[BEGIN TASK INPUTS]

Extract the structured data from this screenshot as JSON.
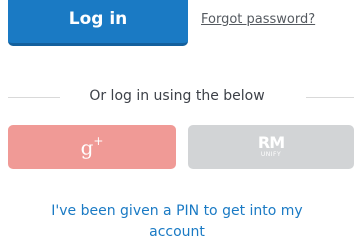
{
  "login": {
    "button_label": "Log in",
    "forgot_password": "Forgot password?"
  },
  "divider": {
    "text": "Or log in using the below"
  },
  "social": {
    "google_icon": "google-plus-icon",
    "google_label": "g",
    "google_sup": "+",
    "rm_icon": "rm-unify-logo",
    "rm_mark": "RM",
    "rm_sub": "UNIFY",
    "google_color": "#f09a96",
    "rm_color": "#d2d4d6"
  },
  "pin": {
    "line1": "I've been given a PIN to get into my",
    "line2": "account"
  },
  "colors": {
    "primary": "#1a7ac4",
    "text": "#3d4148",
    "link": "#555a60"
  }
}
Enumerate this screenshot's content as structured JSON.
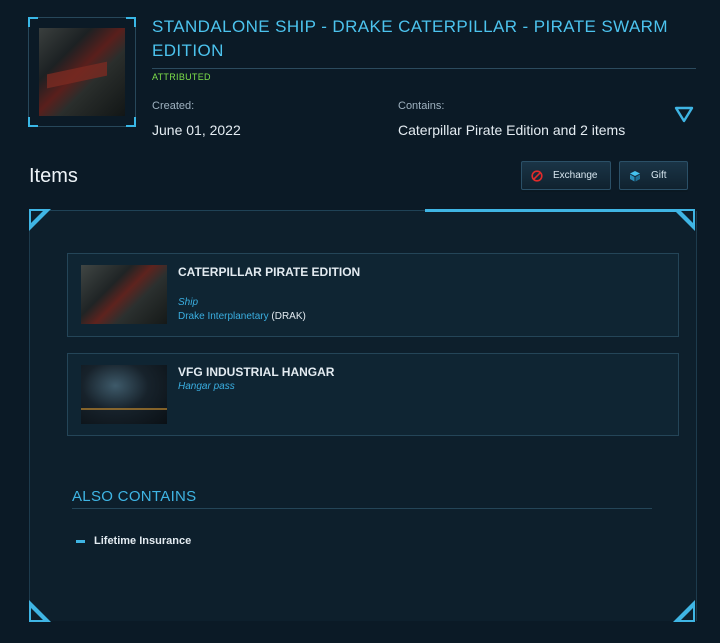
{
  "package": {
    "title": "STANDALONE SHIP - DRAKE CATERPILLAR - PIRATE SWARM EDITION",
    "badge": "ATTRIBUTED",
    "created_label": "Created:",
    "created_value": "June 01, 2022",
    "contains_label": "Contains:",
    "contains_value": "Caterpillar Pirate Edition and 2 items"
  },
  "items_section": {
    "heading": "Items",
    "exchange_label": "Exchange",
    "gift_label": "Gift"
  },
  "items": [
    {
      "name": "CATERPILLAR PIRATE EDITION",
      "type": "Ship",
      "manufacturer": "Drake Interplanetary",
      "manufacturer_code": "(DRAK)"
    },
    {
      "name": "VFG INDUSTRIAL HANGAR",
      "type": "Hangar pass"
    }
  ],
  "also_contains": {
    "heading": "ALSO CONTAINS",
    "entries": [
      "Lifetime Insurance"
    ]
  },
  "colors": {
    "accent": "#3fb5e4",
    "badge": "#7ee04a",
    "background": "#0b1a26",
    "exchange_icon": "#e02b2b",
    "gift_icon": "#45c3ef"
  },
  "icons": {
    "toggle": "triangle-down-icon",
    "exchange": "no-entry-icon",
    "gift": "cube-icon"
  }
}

[END TASK INPUTS]

▸ EXERCISE OBJECTIVE
Look over the listing above. Pick out and copy every line that includes "name".

▸ RESULT OF THE EXERCISE
      "name": "CATERPILLAR PIRATE EDITION",
      "name": "VFG INDUSTRIAL HANGAR",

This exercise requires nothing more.